爬虫代码在我另一篇博客:豆瓣电影信息爬取与可视化分析
数据放在了百度云上:https://pan.baidu.com/s/1yewbSREZlCS_ZA3eszO3jw?pwd=pi8t
数据如下图所示,包含电影名、上映日期、上映地区、类型、豆瓣链接、参演演员、演员数、评分、打分人数,共有6300多部电影:
创建图数据库代码如下:
if __name__ == '__main__':
import pandas as pd
# 创建NEO4J实例
username = "neo4j" # Neo4j用户名
password = "" # Neo4j密码
neo4j_instance = Neo4jDatabase(username, password)
neo4j_instance.delete_all()
df = pd.read_csv("film_info.csv")
df.regions = df.regions.apply(eval)
df.types = df.types.apply(eval)
df.actors = df.actors.apply(eval)
actors_dict = {}
regions_dict = {}
types_dict = {}
# 创建演员节点
for actor in df.explode('actors').actors.unique():
node = neo4j_instance.create_node("Actor",actor)
actors_dict[actor] = node.identity
print(f"创建演员节点{len(actors_dict)}个")
# 创建地区节点
for region in df.explode('regions').regions.unique():
node = neo4j_instance.create_node("Region", region)
regions_dict[region] = node.identity
print(f"创建地区节点{len(regions_dict)}个")
# 创建类型节点
for type in df.explode('types').types.unique():
node = neo4j_instance.create_node("Type", type)
types_dict[type] = node.identity
print(f"创建电影类型节点{len(types_dict)}个")
# 创建电影节点及关系
for _, row in df.iterrows():
node = neo4j_instance.create_node("Film",
row["title"],
上映日期=row["release_date"],
豆瓣链接=row["film_url"],
演员个数=row["actor_count"],
评分=row["score"],
打分人数=row["vote_count"]
)
for type in row["types"]:
neo4j_instance.create_relationship(node, "TYPE_IS", types_dict[type])
for region in row["regions"]:
neo4j_instance.create_relationship(node, "REGION_IS", regions_dict[region])
for actor in row["actors"]:
neo4j_instance.create_relationship(actors_dict[actor], "ACT", node)
print("电影节点及关系创建完成")
四、总结
本项目实现了一个Neo4jDatabase类,基于py2neo操作Neo4j图数据库。然后从豆瓣电影网爬取相关信息,在Neo4j数据库中创建相应的节点和关系,实现了电影数据的结构化存储。
◆ ◆ ◆ ◆
任务说明: 按照摘录中的代码,演员节点和电影节点之间建立的关系叫什么名称?

数据集条目:
◆ ◆ ◆ ◆
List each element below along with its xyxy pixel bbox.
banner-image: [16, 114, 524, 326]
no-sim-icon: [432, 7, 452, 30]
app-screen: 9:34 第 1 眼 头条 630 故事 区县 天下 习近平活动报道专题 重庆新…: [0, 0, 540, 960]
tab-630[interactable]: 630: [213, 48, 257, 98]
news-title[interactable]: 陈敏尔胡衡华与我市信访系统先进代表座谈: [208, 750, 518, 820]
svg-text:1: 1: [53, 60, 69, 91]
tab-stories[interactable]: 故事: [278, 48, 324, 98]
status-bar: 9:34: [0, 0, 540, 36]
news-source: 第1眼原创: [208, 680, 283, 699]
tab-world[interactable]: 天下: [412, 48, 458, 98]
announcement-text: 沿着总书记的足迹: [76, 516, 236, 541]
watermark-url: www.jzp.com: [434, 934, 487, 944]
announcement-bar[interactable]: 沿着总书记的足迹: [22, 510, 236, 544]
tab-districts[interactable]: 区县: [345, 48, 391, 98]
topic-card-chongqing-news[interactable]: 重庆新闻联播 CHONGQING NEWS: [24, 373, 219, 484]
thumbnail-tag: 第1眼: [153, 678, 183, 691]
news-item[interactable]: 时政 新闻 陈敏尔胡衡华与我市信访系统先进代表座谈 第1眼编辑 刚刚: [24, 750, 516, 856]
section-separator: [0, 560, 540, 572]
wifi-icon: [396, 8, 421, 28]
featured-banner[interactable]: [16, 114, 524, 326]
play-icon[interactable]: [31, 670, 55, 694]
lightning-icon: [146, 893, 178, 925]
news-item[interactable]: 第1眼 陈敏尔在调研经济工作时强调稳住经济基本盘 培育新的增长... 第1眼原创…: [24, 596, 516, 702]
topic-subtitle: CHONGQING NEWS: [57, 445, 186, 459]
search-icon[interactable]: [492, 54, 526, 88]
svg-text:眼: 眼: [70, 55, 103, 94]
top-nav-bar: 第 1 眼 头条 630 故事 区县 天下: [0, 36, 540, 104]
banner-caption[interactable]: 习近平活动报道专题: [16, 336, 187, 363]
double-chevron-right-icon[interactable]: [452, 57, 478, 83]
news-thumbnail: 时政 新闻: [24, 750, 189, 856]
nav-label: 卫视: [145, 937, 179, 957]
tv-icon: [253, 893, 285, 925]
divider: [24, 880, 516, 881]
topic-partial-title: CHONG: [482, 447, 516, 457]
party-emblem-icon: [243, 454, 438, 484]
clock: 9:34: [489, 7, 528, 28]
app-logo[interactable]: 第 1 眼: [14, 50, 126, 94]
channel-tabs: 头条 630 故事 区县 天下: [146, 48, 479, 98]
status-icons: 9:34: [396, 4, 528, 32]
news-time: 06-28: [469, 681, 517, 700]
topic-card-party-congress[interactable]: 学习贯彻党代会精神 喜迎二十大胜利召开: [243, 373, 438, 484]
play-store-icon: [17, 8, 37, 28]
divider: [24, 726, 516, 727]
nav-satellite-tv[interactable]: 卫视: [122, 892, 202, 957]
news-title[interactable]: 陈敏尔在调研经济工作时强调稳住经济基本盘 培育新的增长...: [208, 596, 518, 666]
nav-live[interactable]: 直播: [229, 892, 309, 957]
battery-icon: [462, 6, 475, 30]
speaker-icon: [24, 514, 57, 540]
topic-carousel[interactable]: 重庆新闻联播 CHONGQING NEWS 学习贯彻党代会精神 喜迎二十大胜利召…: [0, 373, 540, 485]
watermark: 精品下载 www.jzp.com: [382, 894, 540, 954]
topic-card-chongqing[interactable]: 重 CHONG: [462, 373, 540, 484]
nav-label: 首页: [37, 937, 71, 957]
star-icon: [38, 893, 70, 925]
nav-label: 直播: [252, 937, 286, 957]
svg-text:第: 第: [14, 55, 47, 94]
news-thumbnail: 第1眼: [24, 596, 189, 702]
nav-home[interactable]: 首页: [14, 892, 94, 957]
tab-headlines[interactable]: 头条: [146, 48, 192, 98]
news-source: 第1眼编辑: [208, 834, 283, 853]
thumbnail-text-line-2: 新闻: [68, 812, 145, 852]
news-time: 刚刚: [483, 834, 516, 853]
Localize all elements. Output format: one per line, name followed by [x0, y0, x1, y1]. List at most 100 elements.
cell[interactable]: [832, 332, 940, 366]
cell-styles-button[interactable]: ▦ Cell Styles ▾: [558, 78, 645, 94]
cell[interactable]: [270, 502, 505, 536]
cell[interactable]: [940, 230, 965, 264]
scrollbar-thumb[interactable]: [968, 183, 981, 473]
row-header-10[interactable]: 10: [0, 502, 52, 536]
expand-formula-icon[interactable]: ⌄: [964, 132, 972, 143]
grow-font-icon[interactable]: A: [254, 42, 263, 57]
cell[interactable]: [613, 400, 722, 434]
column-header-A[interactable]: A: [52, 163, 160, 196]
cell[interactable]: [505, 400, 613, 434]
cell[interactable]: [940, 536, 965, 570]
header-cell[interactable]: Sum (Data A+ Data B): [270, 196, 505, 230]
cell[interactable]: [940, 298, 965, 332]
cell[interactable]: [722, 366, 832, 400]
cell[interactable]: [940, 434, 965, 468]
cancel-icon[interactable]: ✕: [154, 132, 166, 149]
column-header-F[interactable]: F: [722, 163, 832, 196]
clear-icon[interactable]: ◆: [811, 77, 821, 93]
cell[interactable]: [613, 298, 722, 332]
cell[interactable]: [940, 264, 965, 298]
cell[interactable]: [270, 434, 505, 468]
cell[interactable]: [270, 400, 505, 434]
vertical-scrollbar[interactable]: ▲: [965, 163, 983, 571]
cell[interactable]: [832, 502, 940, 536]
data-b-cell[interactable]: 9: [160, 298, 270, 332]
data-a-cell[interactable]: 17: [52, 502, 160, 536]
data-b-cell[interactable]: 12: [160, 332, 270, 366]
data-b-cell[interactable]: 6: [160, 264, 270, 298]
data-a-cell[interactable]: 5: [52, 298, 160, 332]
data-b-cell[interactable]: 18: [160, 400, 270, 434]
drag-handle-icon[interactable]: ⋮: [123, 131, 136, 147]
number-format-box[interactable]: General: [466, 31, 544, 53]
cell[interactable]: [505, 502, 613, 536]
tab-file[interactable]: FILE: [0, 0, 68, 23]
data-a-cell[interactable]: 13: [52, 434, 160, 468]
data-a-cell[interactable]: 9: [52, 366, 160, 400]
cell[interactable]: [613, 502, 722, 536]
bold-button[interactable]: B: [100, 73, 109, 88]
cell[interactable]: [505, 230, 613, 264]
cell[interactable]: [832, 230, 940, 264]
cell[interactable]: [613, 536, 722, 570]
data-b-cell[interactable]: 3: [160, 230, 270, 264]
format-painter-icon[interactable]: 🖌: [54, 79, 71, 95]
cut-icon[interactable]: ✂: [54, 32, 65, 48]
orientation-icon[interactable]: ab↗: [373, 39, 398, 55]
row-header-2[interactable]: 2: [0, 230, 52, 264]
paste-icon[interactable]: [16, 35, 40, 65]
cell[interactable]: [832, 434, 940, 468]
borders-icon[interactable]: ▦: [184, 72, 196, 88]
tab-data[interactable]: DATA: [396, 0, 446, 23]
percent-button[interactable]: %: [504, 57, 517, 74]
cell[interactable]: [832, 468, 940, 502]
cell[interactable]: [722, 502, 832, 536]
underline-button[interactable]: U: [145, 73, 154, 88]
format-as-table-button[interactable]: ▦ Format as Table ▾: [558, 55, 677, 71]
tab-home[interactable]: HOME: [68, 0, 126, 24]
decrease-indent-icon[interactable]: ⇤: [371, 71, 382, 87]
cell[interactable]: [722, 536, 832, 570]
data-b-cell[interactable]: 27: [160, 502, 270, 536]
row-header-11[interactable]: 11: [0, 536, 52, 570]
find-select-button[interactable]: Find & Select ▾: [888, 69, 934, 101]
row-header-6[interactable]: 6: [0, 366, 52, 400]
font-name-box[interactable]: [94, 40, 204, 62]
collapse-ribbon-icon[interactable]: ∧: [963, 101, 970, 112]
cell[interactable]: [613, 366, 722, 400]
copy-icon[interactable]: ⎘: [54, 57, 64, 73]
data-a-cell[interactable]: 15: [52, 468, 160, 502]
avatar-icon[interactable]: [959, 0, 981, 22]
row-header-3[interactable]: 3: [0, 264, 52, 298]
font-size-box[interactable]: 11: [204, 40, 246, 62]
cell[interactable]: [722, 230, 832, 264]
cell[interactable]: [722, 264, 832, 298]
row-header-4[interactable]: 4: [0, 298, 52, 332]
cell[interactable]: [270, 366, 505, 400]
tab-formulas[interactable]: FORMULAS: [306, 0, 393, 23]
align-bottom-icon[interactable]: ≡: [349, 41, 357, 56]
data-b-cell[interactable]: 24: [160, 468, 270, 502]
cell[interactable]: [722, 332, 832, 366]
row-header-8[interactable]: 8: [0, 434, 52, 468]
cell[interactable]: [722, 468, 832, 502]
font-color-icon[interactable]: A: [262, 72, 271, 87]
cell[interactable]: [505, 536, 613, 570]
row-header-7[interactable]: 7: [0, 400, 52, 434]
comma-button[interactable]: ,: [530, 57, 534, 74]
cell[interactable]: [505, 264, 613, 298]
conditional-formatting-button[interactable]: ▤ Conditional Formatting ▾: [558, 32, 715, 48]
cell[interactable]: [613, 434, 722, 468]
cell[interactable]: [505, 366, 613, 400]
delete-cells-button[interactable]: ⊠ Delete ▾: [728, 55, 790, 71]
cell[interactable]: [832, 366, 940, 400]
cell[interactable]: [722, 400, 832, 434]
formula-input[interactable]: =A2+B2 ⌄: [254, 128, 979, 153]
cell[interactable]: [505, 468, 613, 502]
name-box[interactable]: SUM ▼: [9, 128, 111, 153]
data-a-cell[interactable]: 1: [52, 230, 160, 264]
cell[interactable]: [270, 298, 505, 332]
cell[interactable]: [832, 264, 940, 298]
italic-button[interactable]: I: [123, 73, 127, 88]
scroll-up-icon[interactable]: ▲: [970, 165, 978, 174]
◆ ◆ ◆ ◆
参考答案: ACT